[Region annotation records]
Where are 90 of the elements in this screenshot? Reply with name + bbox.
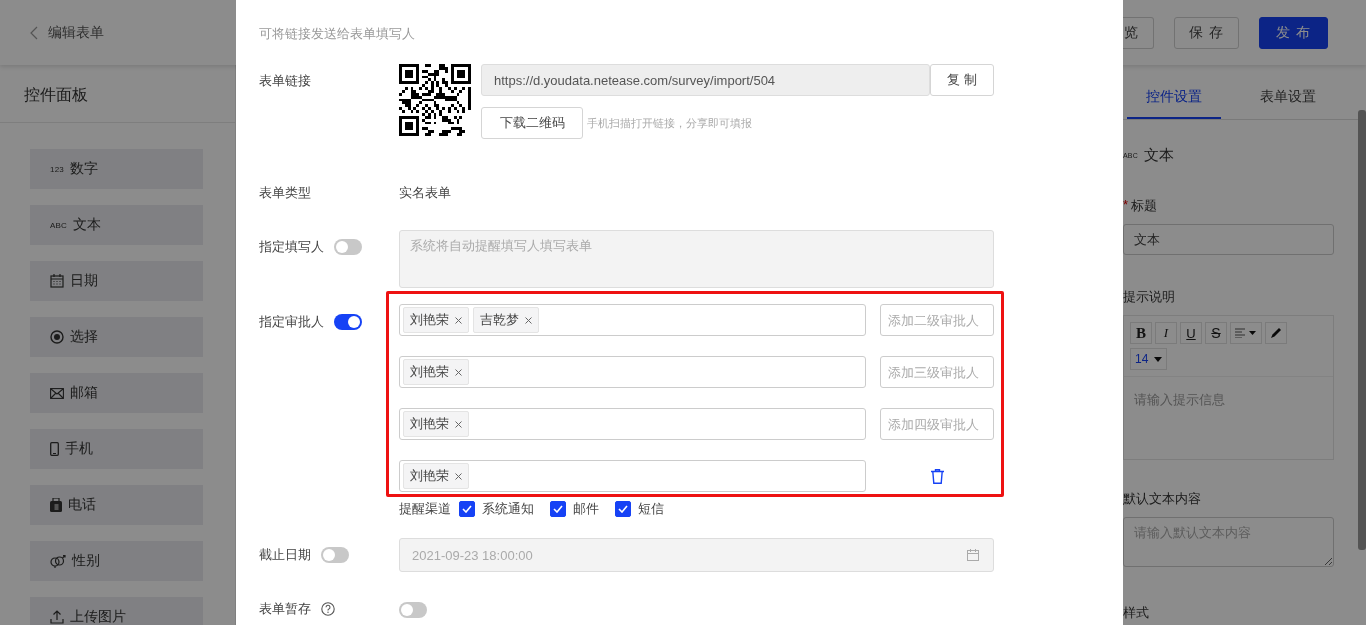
delete-icon[interactable] bbox=[930, 468, 944, 484]
panel-title: 控件面板 bbox=[0, 65, 235, 123]
control-type-icon: 123 bbox=[50, 164, 64, 174]
remove-icon[interactable] bbox=[525, 316, 532, 324]
calendar-icon bbox=[967, 549, 979, 561]
field-label: 提示说明 bbox=[1123, 288, 1176, 306]
format-button[interactable]: S bbox=[1205, 322, 1227, 344]
telephone-icon bbox=[50, 498, 62, 512]
control-item[interactable]: 手机 bbox=[30, 429, 203, 469]
upload-icon bbox=[50, 610, 64, 624]
check-icon bbox=[553, 505, 563, 513]
format-button[interactable]: U bbox=[1180, 322, 1202, 344]
field-label: 表单类型 bbox=[259, 184, 311, 202]
add-approver-field[interactable]: 添加四级审批人 bbox=[880, 408, 994, 440]
toggle-switch[interactable] bbox=[334, 239, 362, 255]
approver-tag: 刘艳荣 bbox=[403, 411, 469, 437]
field-label: 表单链接 bbox=[259, 72, 311, 90]
pen-icon bbox=[1270, 327, 1282, 339]
control-item[interactable]: 123 数字 bbox=[30, 149, 203, 189]
checkbox[interactable] bbox=[550, 501, 566, 517]
calendar-icon bbox=[50, 274, 64, 288]
remove-icon[interactable] bbox=[455, 472, 462, 480]
approver-field[interactable]: 刘艳荣 吉乾梦 bbox=[399, 304, 866, 336]
add-approver-field[interactable]: 添加三级审批人 bbox=[880, 356, 994, 388]
control-item[interactable]: 选择 bbox=[30, 317, 203, 357]
checkbox-label: 短信 bbox=[638, 500, 664, 518]
control-item[interactable]: 日期 bbox=[30, 261, 203, 301]
field-label: 截止日期 bbox=[259, 546, 311, 564]
format-button[interactable]: B bbox=[1130, 322, 1152, 344]
title-input[interactable]: 文本 bbox=[1123, 224, 1334, 255]
back-link[interactable]: 编辑表单 bbox=[30, 23, 104, 42]
checkbox[interactable] bbox=[615, 501, 631, 517]
qr-code bbox=[399, 64, 471, 136]
dialog-hint: 可将链接发送给表单填写人 bbox=[259, 26, 416, 42]
gender-icon bbox=[50, 554, 66, 568]
toggle-switch[interactable] bbox=[321, 547, 349, 563]
required-mark: * bbox=[1123, 197, 1129, 214]
field-label: 表单暂存 bbox=[259, 600, 311, 618]
toggle-switch[interactable] bbox=[399, 601, 427, 618]
field-label: 提醒渠道 bbox=[399, 500, 451, 518]
settings-tab[interactable]: 控件设置 bbox=[1127, 65, 1221, 119]
check-icon bbox=[618, 505, 628, 513]
control-item[interactable]: 电话 bbox=[30, 485, 203, 525]
mobile-phone-icon bbox=[50, 442, 59, 456]
envelope-icon bbox=[50, 387, 64, 399]
pen-button[interactable] bbox=[1265, 322, 1287, 344]
settings-tab[interactable]: 表单设置 bbox=[1241, 65, 1335, 119]
control-item[interactable]: ABC 文本 bbox=[30, 205, 203, 245]
approver-tag: 吉乾梦 bbox=[473, 307, 539, 333]
caret-icon bbox=[1154, 356, 1163, 362]
scan-hint: 手机扫描打开链接，分享即可填报 bbox=[587, 116, 752, 131]
approver-field[interactable]: 刘艳荣 bbox=[399, 408, 866, 440]
control-type-icon: ABC bbox=[50, 220, 68, 230]
link-field[interactable]: https://d.youdata.netease.com/survey/import/504 bbox=[481, 64, 930, 96]
checkbox[interactable] bbox=[459, 501, 475, 517]
checkbox-label: 系统通知 bbox=[482, 500, 534, 518]
scrollbar[interactable] bbox=[1358, 110, 1366, 550]
control-item[interactable]: 邮箱 bbox=[30, 373, 203, 413]
copy-button[interactable]: 复 制 bbox=[930, 64, 994, 96]
help-icon[interactable] bbox=[321, 602, 335, 616]
check-icon bbox=[462, 505, 472, 513]
approver-field[interactable]: 刘艳荣 bbox=[399, 460, 866, 492]
remove-icon[interactable] bbox=[455, 368, 462, 376]
toggle-switch[interactable] bbox=[334, 314, 362, 330]
control-item[interactable]: 性别 bbox=[30, 541, 203, 581]
control-name: 文本 bbox=[1144, 146, 1174, 165]
radio-icon bbox=[50, 330, 64, 344]
font-size-select[interactable]: 14 bbox=[1130, 348, 1168, 370]
align-icon bbox=[1235, 328, 1257, 338]
field-label: 指定填写人 bbox=[259, 238, 324, 256]
form-type-value: 实名表单 bbox=[399, 185, 451, 200]
control-item[interactable]: 上传图片 bbox=[30, 597, 203, 625]
remove-icon[interactable] bbox=[455, 316, 462, 324]
format-button[interactable]: I bbox=[1155, 322, 1177, 344]
header-button[interactable]: 保 存 bbox=[1174, 16, 1240, 49]
align-button[interactable] bbox=[1230, 322, 1262, 344]
approver-field[interactable]: 刘艳荣 bbox=[399, 356, 866, 388]
approver-tag: 刘艳荣 bbox=[403, 359, 469, 385]
approver-tag: 刘艳荣 bbox=[403, 307, 469, 333]
download-button[interactable]: 下载二维码 bbox=[481, 107, 583, 139]
approver-tag: 刘艳荣 bbox=[403, 463, 469, 489]
field-label: 标题 bbox=[1131, 197, 1158, 215]
checkbox-label: 邮件 bbox=[573, 500, 599, 518]
add-approver-field[interactable]: 添加二级审批人 bbox=[880, 304, 994, 336]
section-label: 样式 bbox=[1123, 604, 1150, 622]
header-button[interactable]: 发 布 bbox=[1259, 16, 1328, 49]
back-icon bbox=[30, 25, 38, 40]
remove-icon[interactable] bbox=[455, 420, 462, 428]
field-label: 默认文本内容 bbox=[1123, 490, 1202, 508]
field-label: 指定审批人 bbox=[259, 313, 324, 331]
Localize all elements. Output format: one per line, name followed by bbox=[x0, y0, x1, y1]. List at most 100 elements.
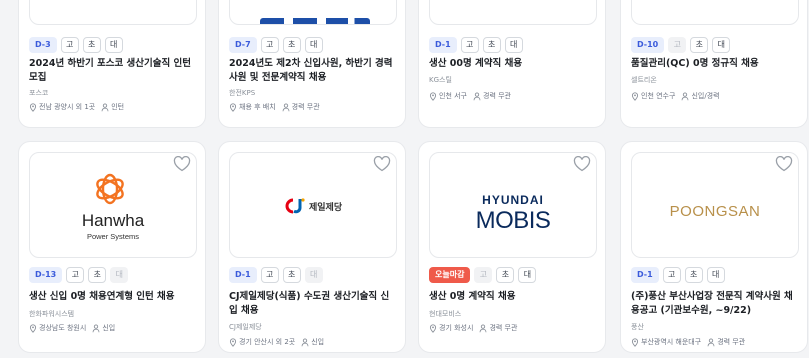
company-logo-box: Hanwha Power Systems bbox=[29, 152, 197, 258]
person-icon bbox=[301, 337, 309, 346]
job-career: 신입 bbox=[102, 324, 116, 332]
cj-symbol-icon bbox=[285, 198, 305, 214]
dday-badge: D-10 bbox=[631, 37, 665, 53]
company-name: CJ제일제당 bbox=[229, 323, 262, 331]
tag-college-2yr: 초 bbox=[88, 267, 107, 283]
heart-icon[interactable] bbox=[775, 156, 793, 172]
tag-university: 대 bbox=[504, 37, 523, 53]
tag-row: 오늘마감 고 초 대 bbox=[429, 267, 537, 283]
location-pin-icon bbox=[429, 323, 437, 333]
company-name: 현대모비스 bbox=[429, 310, 462, 318]
tag-college-2yr: 초 bbox=[496, 267, 515, 283]
job-career: 신입/경력 bbox=[691, 92, 720, 100]
tag-university: 대 bbox=[712, 37, 731, 53]
person-icon bbox=[101, 102, 109, 111]
job-meta: 전남 광양시 외 1곳 인턴 bbox=[29, 102, 124, 112]
person-icon bbox=[92, 323, 100, 332]
job-card-kps[interactable]: D-7 고 초 대 2024년도 제2차 신입사원, 하반기 경력사원 및 전문… bbox=[218, 0, 406, 128]
location-pin-icon bbox=[631, 337, 639, 347]
location-pin-icon bbox=[229, 102, 237, 112]
company-name: KG스틸 bbox=[429, 76, 452, 84]
dday-badge: D-7 bbox=[229, 37, 257, 53]
dday-badge: D-1 bbox=[631, 267, 659, 283]
location-pin-icon bbox=[429, 91, 437, 101]
job-title[interactable]: CJ제일제당(식품) 수도권 생산기술직 신입 채용 bbox=[229, 290, 397, 318]
deadline-today-badge: 오늘마감 bbox=[429, 267, 471, 283]
job-location: 인천 서구 bbox=[439, 92, 467, 100]
person-icon bbox=[282, 102, 290, 111]
hanwha-wordmark: Hanwha bbox=[81, 211, 145, 230]
tag-university: 대 bbox=[706, 267, 725, 283]
job-location: 경기 안산시 외 2곳 bbox=[239, 338, 296, 346]
mobis-logo-top: HYUNDAI bbox=[482, 193, 544, 207]
dday-badge: D-13 bbox=[29, 267, 63, 283]
job-card-hanwha[interactable]: Hanwha Power Systems D-13 고 초 대 생산 신입 0명… bbox=[18, 141, 206, 353]
job-title[interactable]: 생산 00명 계약직 채용 bbox=[429, 57, 597, 71]
poongsan-wordmark: POONGSAN bbox=[669, 203, 761, 220]
tag-high-school: 고 bbox=[66, 267, 85, 283]
tag-high-school: 고 bbox=[460, 37, 479, 53]
heart-icon[interactable] bbox=[573, 156, 591, 172]
tag-university: 대 bbox=[104, 37, 123, 53]
company-name: 풍산 bbox=[631, 323, 644, 331]
tag-row: D-1 고 초 대 bbox=[229, 267, 323, 283]
job-card-mobis[interactable]: HYUNDAI MOBIS 오늘마감 고 초 대 생산 0명 계약직 채용 현대… bbox=[418, 141, 606, 353]
company-logo-box: HYUNDAI MOBIS bbox=[429, 152, 597, 258]
job-location: 부산광역시 해운대구 bbox=[641, 338, 702, 346]
tag-high-school: 고 bbox=[60, 37, 79, 53]
job-career: 경력 무관 bbox=[489, 324, 518, 332]
mobis-logo-bottom: MOBIS bbox=[475, 207, 551, 234]
job-card-cj[interactable]: 제일제당 D-1 고 초 대 CJ제일제당(식품) 수도권 생산기술직 신입 채… bbox=[218, 141, 406, 353]
company-logo-box: 제일제당 bbox=[229, 152, 397, 258]
tag-college-2yr: 초 bbox=[684, 267, 703, 283]
job-meta: 경기 안산시 외 2곳 신입 bbox=[229, 337, 324, 347]
job-card-celltrion[interactable]: D-10 고 초 대 품질관리(QC) 0명 정규직 채용 셀트리온 인천 연수… bbox=[620, 0, 808, 128]
job-meta: 경기 화성시 경력 무관 bbox=[429, 323, 517, 333]
person-icon bbox=[681, 91, 689, 100]
job-title[interactable]: 2024년 하반기 포스코 생산기술직 인턴모집 bbox=[29, 57, 197, 85]
job-meta: 경상남도 창원시 신입 bbox=[29, 323, 115, 333]
heart-icon[interactable] bbox=[373, 156, 391, 172]
tag-college-2yr: 초 bbox=[282, 267, 301, 283]
kps-logo-fragment bbox=[260, 18, 370, 24]
job-meta: 인천 서구 경력 무관 bbox=[429, 91, 511, 101]
company-name: 한화파워시스템 bbox=[29, 310, 75, 318]
hanwha-subtitle: Power Systems bbox=[86, 232, 140, 241]
tag-row: D-10 고 초 대 bbox=[631, 37, 731, 53]
job-title[interactable]: (주)풍산 부산사업장 전문직 계약사원 채용공고 (기관보수원, ~9/22) bbox=[631, 290, 799, 318]
tag-university: 대 bbox=[304, 37, 323, 53]
tag-high-school: 고 bbox=[260, 267, 279, 283]
job-title[interactable]: 생산 0명 계약직 채용 bbox=[429, 290, 597, 304]
tag-high-school: 고 bbox=[662, 267, 681, 283]
company-name: 한전KPS bbox=[229, 89, 256, 97]
cj-wordmark: 제일제당 bbox=[309, 202, 343, 213]
person-icon bbox=[473, 91, 481, 100]
company-logo-box bbox=[429, 0, 597, 25]
job-location: 인천 연수구 bbox=[641, 92, 676, 100]
location-pin-icon bbox=[631, 91, 639, 101]
company-logo-box bbox=[229, 0, 397, 25]
tag-college-2yr: 초 bbox=[482, 37, 501, 53]
job-career: 신입 bbox=[311, 338, 325, 346]
job-location: 경상남도 창원시 bbox=[39, 324, 87, 332]
person-icon bbox=[707, 337, 715, 346]
tag-row: D-7 고 초 대 bbox=[229, 37, 323, 53]
heart-icon[interactable] bbox=[173, 156, 191, 172]
job-card-posco[interactable]: D-3 고 초 대 2024년 하반기 포스코 생산기술직 인턴모집 포스코 전… bbox=[18, 0, 206, 128]
tag-university: 대 bbox=[518, 267, 537, 283]
job-career: 인턴 bbox=[111, 103, 125, 111]
job-career: 경력 무관 bbox=[291, 103, 320, 111]
job-title[interactable]: 품질관리(QC) 0명 정규직 채용 bbox=[631, 57, 799, 71]
job-title[interactable]: 생산 신입 0명 채용연계형 인턴 채용 bbox=[29, 290, 197, 304]
tag-row: D-1 고 초 대 bbox=[429, 37, 523, 53]
company-logo-box bbox=[631, 0, 799, 25]
job-location: 채용 후 배치 bbox=[239, 103, 276, 111]
company-name: 셀트리온 bbox=[631, 76, 657, 84]
job-card-kgsteel[interactable]: D-1 고 초 대 생산 00명 계약직 채용 KG스틸 인천 서구 경력 무관 bbox=[418, 0, 606, 128]
job-card-poongsan[interactable]: POONGSAN D-1 고 초 대 (주)풍산 부산사업장 전문직 계약사원 … bbox=[620, 141, 808, 353]
company-logo-box bbox=[29, 0, 197, 25]
job-title[interactable]: 2024년도 제2차 신입사원, 하반기 경력사원 및 전문계약직 채용 bbox=[229, 57, 397, 85]
tag-university: 대 bbox=[110, 267, 129, 283]
tag-college-2yr: 초 bbox=[82, 37, 101, 53]
job-meta: 인천 연수구 신입/경력 bbox=[631, 91, 720, 101]
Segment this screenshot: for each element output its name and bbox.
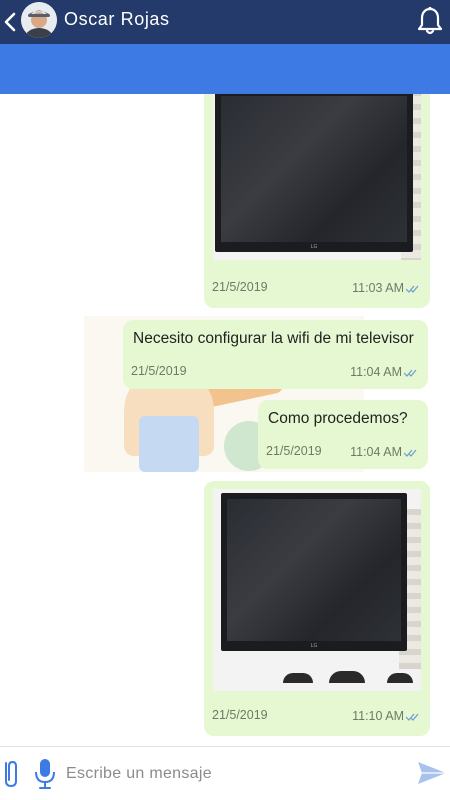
- message-date: 21/5/2019: [266, 444, 322, 458]
- read-receipt-icon: [404, 369, 417, 377]
- read-receipt-icon: [404, 449, 417, 457]
- message-time: 11:03 AM: [352, 281, 420, 295]
- message-input[interactable]: [66, 759, 406, 789]
- message-bubble[interactable]: Como procedemos? 21/5/2019 11:04 AM: [258, 400, 428, 469]
- message-date: 21/5/2019: [212, 280, 268, 294]
- message-photo[interactable]: LG: [213, 489, 421, 691]
- message-date: 21/5/2019: [212, 708, 268, 722]
- message-time: 11:04 AM: [350, 445, 418, 459]
- paperclip-icon[interactable]: [0, 759, 20, 789]
- chat-header: Oscar Rojas: [0, 0, 450, 44]
- message-date: 21/5/2019: [131, 364, 187, 378]
- message-composer: [0, 746, 450, 800]
- message-text: Necesito configurar la wifi de mi televi…: [133, 330, 414, 347]
- chevron-left-icon[interactable]: [2, 11, 18, 33]
- message-text: Como procedemos?: [268, 410, 408, 427]
- read-receipt-icon: [406, 285, 419, 293]
- message-bubble[interactable]: LG 21/5/2019 11:03 AM: [204, 94, 430, 308]
- send-icon[interactable]: [416, 759, 448, 787]
- message-photo[interactable]: LG: [213, 94, 421, 260]
- header-subbar: [0, 44, 450, 94]
- microphone-icon[interactable]: [34, 757, 56, 791]
- contact-name[interactable]: Oscar Rojas: [64, 9, 170, 30]
- message-bubble[interactable]: LG 21/5/2019 11:10 AM: [204, 481, 430, 736]
- message-list[interactable]: LG 21/5/2019 11:03 AM Necesito configura…: [0, 94, 450, 746]
- message-time: 11:10 AM: [352, 709, 420, 723]
- bell-icon[interactable]: [416, 6, 444, 36]
- read-receipt-icon: [406, 713, 419, 721]
- message-time: 11:04 AM: [350, 365, 418, 379]
- message-bubble[interactable]: Necesito configurar la wifi de mi televi…: [123, 320, 428, 389]
- avatar[interactable]: [21, 2, 57, 38]
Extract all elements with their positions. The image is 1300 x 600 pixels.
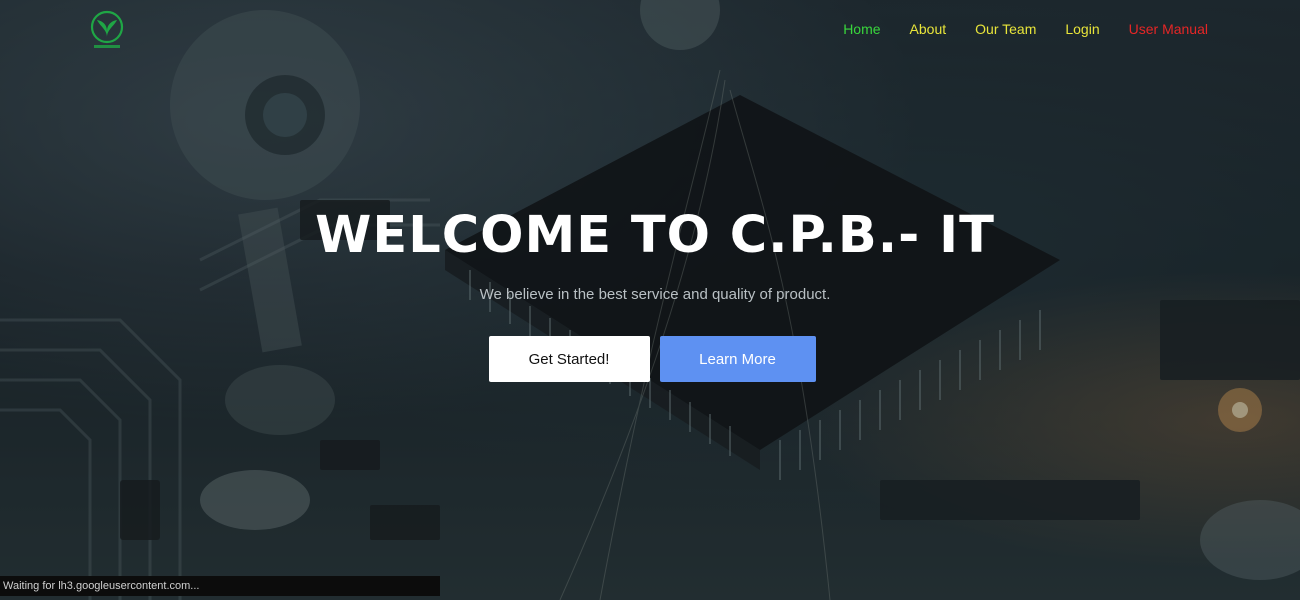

→ **What you need to do**:
Edit the stretch from "company-logo-box: Hanwha Power" through "tag-university: 대 bbox=[712, 37, 731, 53]" by changing "heart-icon" to "like-icon". Keep every other part of those lines the same.

→ **Written answer**:
company-logo-box: Hanwha Power Systems bbox=[29, 152, 197, 258]
person-icon bbox=[301, 337, 309, 346]
job-career: 신입 bbox=[102, 324, 116, 332]
cj-symbol-icon bbox=[285, 198, 305, 214]
dday-badge: D-10 bbox=[631, 37, 665, 53]
company-name: CJ제일제당 bbox=[229, 323, 262, 331]
tag-college-2yr: 초 bbox=[88, 267, 107, 283]
like-icon[interactable] bbox=[775, 156, 793, 172]
tag-university: 대 bbox=[504, 37, 523, 53]
tag-row: 오늘마감 고 초 대 bbox=[429, 267, 537, 283]
location-pin-icon bbox=[429, 323, 437, 333]
company-name: 현대모비스 bbox=[429, 310, 462, 318]
tag-college-2yr: 초 bbox=[496, 267, 515, 283]
job-career: 신입/경력 bbox=[691, 92, 720, 100]
tag-university: 대 bbox=[712, 37, 731, 53]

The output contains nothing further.